• What this task involves:
Reproduce the listing word for word, leaving every picture behind.

• Records to process:
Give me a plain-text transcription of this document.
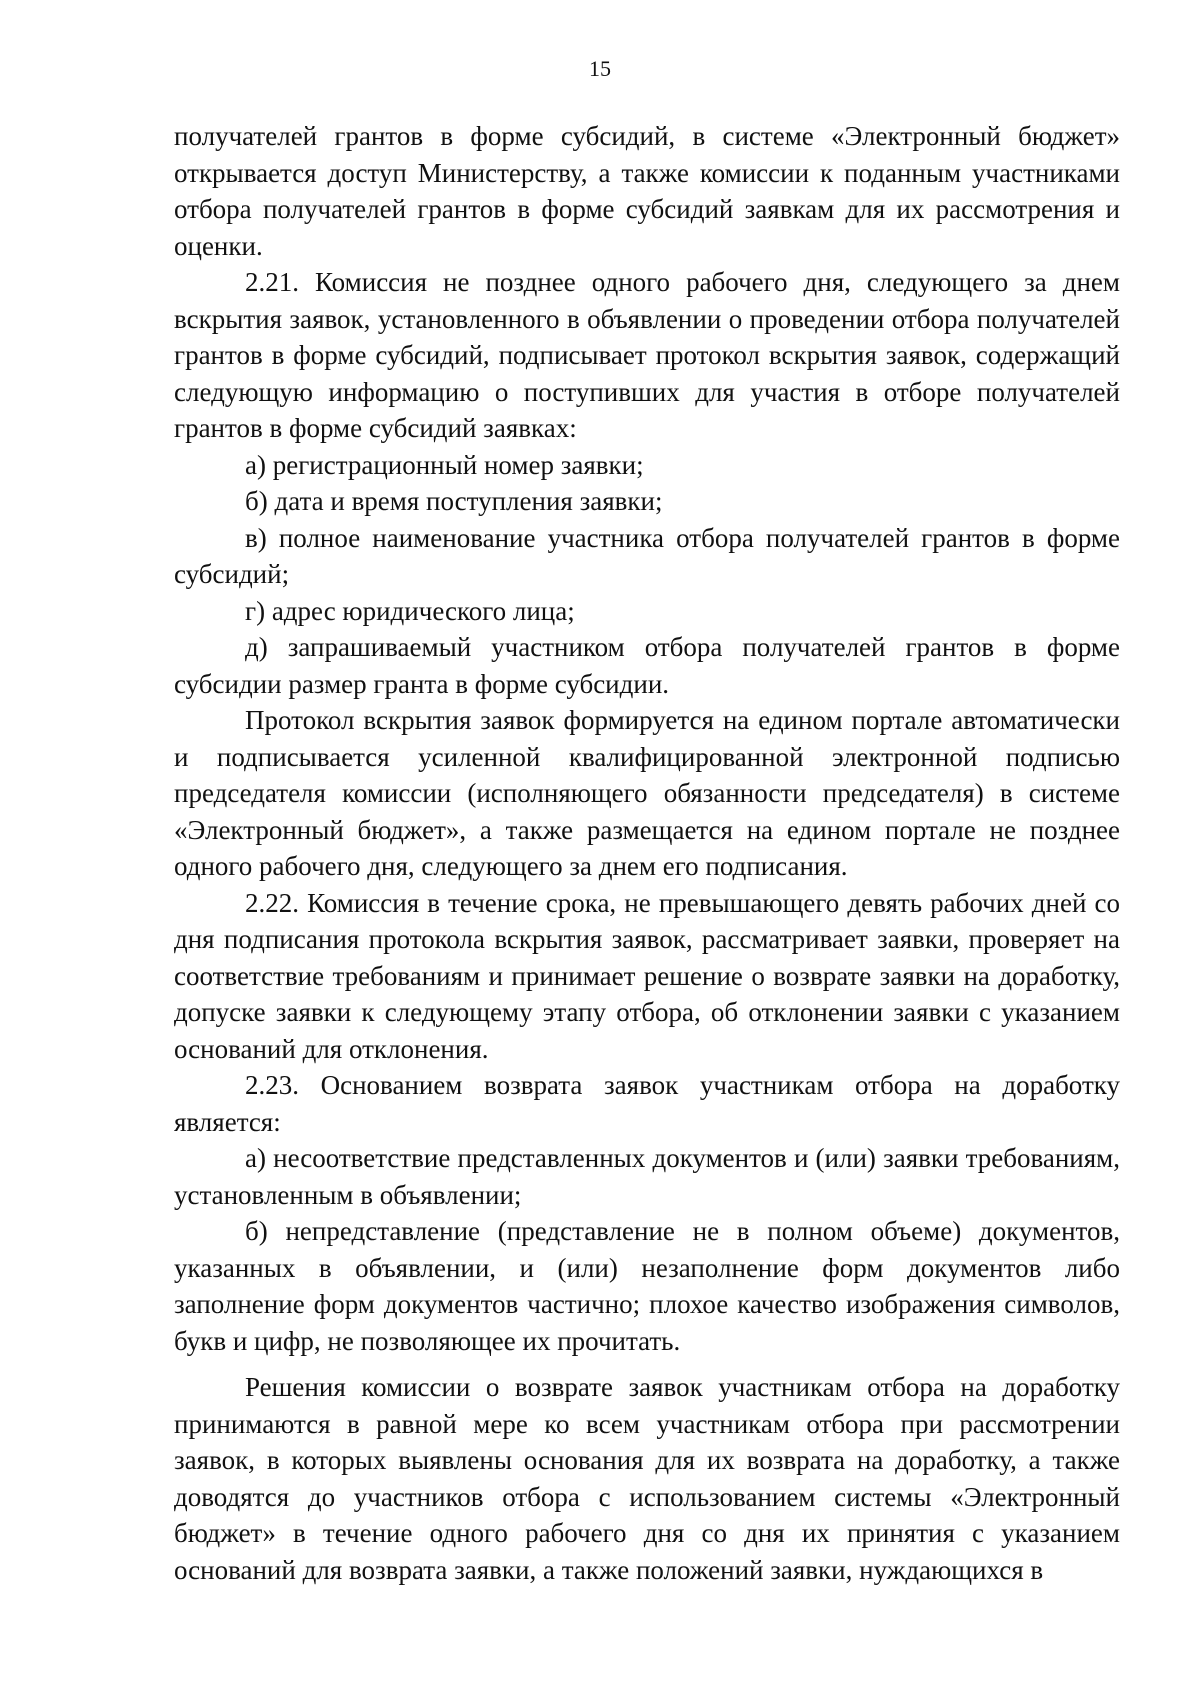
15

получателей грантов в форме субсидий, в системе «Электронный бюджет» открывается доступ Министерству, а также комиссии к поданным участниками отбора получателей грантов в форме субсидий заявкам для их рассмотрения и оценки.

2.21. Комиссия не позднее одного рабочего дня, следующего за днем вскрытия заявок, установленного в объявлении о проведении отбора получателей грантов в форме субсидий, подписывает протокол вскрытия заявок, содержащий следующую информацию о поступивших для участия в отборе получателей грантов в форме субсидий заявках:

а) регистрационный номер заявки;

б) дата и время поступления заявки;

в) полное наименование участника отбора получателей грантов в форме субсидий;

г) адрес юридического лица;

д) запрашиваемый участником отбора получателей грантов в форме субсидии размер гранта в форме субсидии.

Протокол вскрытия заявок формируется на едином портале автоматически и подписывается усиленной квалифицированной электронной подписью председателя комиссии (исполняющего обязанности председателя) в системе «Электронный бюджет», а также размещается на едином портале не позднее одного рабочего дня, следующего за днем его подписания.

2.22. Комиссия в течение срока, не превышающего девять рабочих дней со дня подписания протокола вскрытия заявок, рассматривает заявки, проверяет на соответствие требованиям и принимает решение о возврате заявки на доработку, допуске заявки к следующему этапу отбора, об отклонении заявки с указанием оснований для отклонения.

2.23. Основанием возврата заявок участникам отбора на доработку является:

а) несоответствие представленных документов и (или) заявки требованиям, установленным в объявлении;

б) непредставление (представление не в полном объеме) документов, указанных в объявлении, и (или) незаполнение форм документов либо заполнение форм документов частично; плохое качество изображения символов, букв и цифр, не позволяющее их прочитать.

Решения комиссии о возврате заявок участникам отбора на доработку принимаются в равной мере ко всем участникам отбора при рассмотрении заявок, в которых выявлены основания для их возврата на доработку, а также доводятся до участников отбора с использованием системы «Электронный бюджет» в течение одного рабочего дня со дня их принятия с указанием оснований для возврата заявки, а также положений заявки, нуждающихся в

• Exercise answer:
Give me a plain-text transcription of this document.
15

получателей грантов в форме субсидий, в системе «Электронный бюджет» открывается доступ Министерству, а также комиссии к поданным участниками отбора получателей грантов в форме субсидий заявкам для их рассмотрения и оценки.

2.21. Комиссия не позднее одного рабочего дня, следующего за днем вскрытия заявок, установленного в объявлении о проведении отбора получателей грантов в форме субсидий, подписывает протокол вскрытия заявок, содержащий следующую информацию о поступивших для участия в отборе получателей грантов в форме субсидий заявках:

а) регистрационный номер заявки;

б) дата и время поступления заявки;

в) полное наименование участника отбора получателей грантов в форме субсидий;

г) адрес юридического лица;

д) запрашиваемый участником отбора получателей грантов в форме субсидии размер гранта в форме субсидии.

Протокол вскрытия заявок формируется на едином портале автоматически и подписывается усиленной квалифицированной электронной подписью председателя комиссии (исполняющего обязанности председателя) в системе «Электронный бюджет», а также размещается на едином портале не позднее одного рабочего дня, следующего за днем его подписания.

2.22. Комиссия в течение срока, не превышающего девять рабочих дней со дня подписания протокола вскрытия заявок, рассматривает заявки, проверяет на соответствие требованиям и принимает решение о возврате заявки на доработку, допуске заявки к следующему этапу отбора, об отклонении заявки с указанием оснований для отклонения.

2.23. Основанием возврата заявок участникам отбора на доработку является:

а) несоответствие представленных документов и (или) заявки требованиям, установленным в объявлении;

б) непредставление (представление не в полном объеме) документов, указанных в объявлении, и (или) незаполнение форм документов либо заполнение форм документов частично; плохое качество изображения символов, букв и цифр, не позволяющее их прочитать.

Решения комиссии о возврате заявок участникам отбора на доработку принимаются в равной мере ко всем участникам отбора при рассмотрении заявок, в которых выявлены основания для их возврата на доработку, а также доводятся до участников отбора с использованием системы «Электронный бюджет» в течение одного рабочего дня со дня их принятия с указанием оснований для возврата заявки, а также положений заявки, нуждающихся в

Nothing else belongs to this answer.